Brief 1 >>
Answer these questions from the movie review below:
(a) Who is named as the director of the film?
(b) What is the name of Sam's cat?
(c) What does Henri study?

== == ==

A Quiet Place Day One: Refreshingly Simple...Maybe Too Simple
- Luke Johansen
- Jul 16, 2024
- 6 min read
Updated: Jul 17, 2024

When I first watched the trailer for "A Quiet Place: Day One" the day it debuted online, I can't exactly say I was thrilled with what I saw. Part of what made the first two A Quiet Place movies so special was their intensely personal stories, and judging from what I saw in the trailers, Day One looked like it was going to lean very, very heavily on spectacle and scares over characterization. In essence, it looked like the director of the film, Michal Sarnoski, had stripped everything that made the world of A Quiet Place special from the film in favor of making an apocalypse movie in the vein of 28 Days Later. But I digress, because conjecture is a poor judge, and when the movie came out in theaters, I was excited to go see it. If nothing else, it was going to be a return to a cinematic world that was rather unique when compared to other movies it was competing with. And now that I've seen it? Well, I can say with great relief that my initial reactions to the trailer were objectively incorrect. A Quiet Place: Day One is an intensely personal film that is very much in the vein of the other two movies, even if its scale is significantly larger, so that wasn't a problem. However, there were other problems that the film had, and I'm going to discuss those in detail in this review, but before I get there, the obligatory spoiler-free synopsis!
A Quiet Place: Day One follows Sam, a terminally ill woman from New York, and her cat, Frodo. Sam only wants one thing before she dies: to eat pizza in Patsy's pizzeria, a jazz bar located in Harlem as well as a place where her father used to play music. Navigating her way through this strange apocalyptic event in the heart of New York City, she befriends a man named Henri, a law student from England. Together, the two of them strike out toward Harlem to get what Sam calls the best pizza in New York.
OK, so if my brief synopsis makes the premise of the film sound a little goofy, I promise that you are not the only one who thought that. I was on the fence about the premise when I first heard it, but by the time the credits rolled, I was down bad for this bizarre scenario. I really appreciate this film's departure from complicated plots, and its willingness to tell a simple, personal story in a world where any other franchise would have taken the spectacle route. By making Sam's goal a simple one, this movie never really gets into lame subplots that tend to dilute other blockbusters of a similar scale, and it really makes us root for Sam. I ended up wanting Sam to get the pizza almost as badly as Sam wanted to. Her terminal illness makes her a woman with nothing else to lose, and almost a crazy woman at that. And on paper, this goal of trying to get pizza almost makes the movie sound like a relatively irreverent subplot from Mad Max or The Walking Dead. However, I can assure you that Sam's goal is treated with nothing but the utmost respect, dignity, and sincerity, which was a pleasant surprise in an industry that too often makes light of a character's goals and desires. And in a weird way, it kind of made sense while I was watching the movie. An insane world breeds insane and simple goals, and it was really refreshing finally getting to see a film that is willing to tackle seemingly elementary ideas, ideas like what would you want if you could only have one more thing, and why? A Quiet Place is a franchise that prizes personal stories, and I have to commend Day One for its intentionality to make a truly large-scale story with the smallest of scopes.

== == ==

Brief 2 >> Please render the records from their start up to and including the line with "tweet-line-1: Hilo sobre" as a Markdown table with the columns Nr and Line, leaving out blank lines.

== == ==

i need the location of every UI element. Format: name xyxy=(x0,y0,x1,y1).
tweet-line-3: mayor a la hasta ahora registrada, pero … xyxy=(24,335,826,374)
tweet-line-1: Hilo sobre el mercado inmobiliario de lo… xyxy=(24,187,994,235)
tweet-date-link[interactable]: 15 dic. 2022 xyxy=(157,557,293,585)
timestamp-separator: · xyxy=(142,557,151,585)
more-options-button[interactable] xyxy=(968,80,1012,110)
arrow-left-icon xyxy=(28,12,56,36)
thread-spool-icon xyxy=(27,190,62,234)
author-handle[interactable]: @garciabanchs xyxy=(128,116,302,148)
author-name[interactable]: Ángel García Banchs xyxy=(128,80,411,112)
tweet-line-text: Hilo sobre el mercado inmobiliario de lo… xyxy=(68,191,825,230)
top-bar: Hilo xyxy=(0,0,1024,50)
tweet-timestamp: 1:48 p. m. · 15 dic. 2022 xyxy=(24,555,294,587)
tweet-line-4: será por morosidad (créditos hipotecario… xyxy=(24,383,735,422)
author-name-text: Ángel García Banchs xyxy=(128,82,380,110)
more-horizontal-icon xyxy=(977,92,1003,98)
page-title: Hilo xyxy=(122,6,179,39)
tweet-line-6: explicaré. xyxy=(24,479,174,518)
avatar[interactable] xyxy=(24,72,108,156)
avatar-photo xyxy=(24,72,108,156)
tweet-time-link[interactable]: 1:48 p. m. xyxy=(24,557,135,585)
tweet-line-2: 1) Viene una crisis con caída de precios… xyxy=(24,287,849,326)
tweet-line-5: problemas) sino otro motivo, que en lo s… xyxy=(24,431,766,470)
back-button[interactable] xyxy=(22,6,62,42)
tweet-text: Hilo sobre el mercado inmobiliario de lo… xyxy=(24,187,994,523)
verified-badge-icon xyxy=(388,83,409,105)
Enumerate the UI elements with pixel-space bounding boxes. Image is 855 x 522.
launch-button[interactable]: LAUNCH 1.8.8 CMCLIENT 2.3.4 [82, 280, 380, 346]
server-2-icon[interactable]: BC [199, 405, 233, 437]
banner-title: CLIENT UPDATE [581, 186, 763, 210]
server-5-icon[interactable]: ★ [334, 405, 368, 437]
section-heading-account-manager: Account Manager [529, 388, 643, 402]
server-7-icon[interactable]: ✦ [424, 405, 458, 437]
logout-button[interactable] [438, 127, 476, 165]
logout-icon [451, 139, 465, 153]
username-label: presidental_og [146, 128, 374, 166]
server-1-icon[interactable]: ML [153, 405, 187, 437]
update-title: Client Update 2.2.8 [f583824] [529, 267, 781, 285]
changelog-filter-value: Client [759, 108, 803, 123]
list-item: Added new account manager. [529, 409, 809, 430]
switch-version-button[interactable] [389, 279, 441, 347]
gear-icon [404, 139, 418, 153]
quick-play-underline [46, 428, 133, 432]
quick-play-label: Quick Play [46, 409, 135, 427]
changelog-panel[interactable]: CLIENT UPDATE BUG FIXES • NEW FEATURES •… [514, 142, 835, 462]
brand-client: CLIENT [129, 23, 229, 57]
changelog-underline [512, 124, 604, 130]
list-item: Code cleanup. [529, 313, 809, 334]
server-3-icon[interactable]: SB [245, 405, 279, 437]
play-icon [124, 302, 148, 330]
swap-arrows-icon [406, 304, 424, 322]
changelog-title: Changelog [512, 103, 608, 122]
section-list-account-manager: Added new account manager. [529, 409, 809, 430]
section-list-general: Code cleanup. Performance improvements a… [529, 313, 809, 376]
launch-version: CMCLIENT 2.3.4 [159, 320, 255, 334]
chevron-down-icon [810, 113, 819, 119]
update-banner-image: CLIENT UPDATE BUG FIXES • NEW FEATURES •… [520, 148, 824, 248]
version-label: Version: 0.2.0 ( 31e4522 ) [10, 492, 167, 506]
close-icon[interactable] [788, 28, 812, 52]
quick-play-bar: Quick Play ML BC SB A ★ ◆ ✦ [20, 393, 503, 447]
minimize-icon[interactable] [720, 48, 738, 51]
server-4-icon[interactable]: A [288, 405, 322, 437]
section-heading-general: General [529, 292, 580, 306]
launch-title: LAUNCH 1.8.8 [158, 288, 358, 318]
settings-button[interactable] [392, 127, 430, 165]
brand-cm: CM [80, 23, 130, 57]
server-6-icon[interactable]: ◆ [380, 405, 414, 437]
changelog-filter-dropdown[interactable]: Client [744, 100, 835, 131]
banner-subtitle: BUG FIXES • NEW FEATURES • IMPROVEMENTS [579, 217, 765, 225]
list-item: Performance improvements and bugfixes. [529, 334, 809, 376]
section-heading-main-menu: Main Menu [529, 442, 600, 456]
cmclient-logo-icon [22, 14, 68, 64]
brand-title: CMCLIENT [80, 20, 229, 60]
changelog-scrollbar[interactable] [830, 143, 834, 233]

== == ==

Right answer 1 >>
(a) Michal Sarnoski
(b) Frodo
(c) Law

Right answer 2 >>
| Nr | Line |
|---|---|
| 1 | i need the location of every UI element. Format: name xyxy=(x0,y0,x1,y1). |
| 2 | tweet-line-3: mayor a la hasta ahora registrada, pero … xyxy=(24,335,826,374) |
| 3 | tweet-line-1: Hilo sobre el mercado inmobiliario de lo… xyxy=(24,187,994,235) |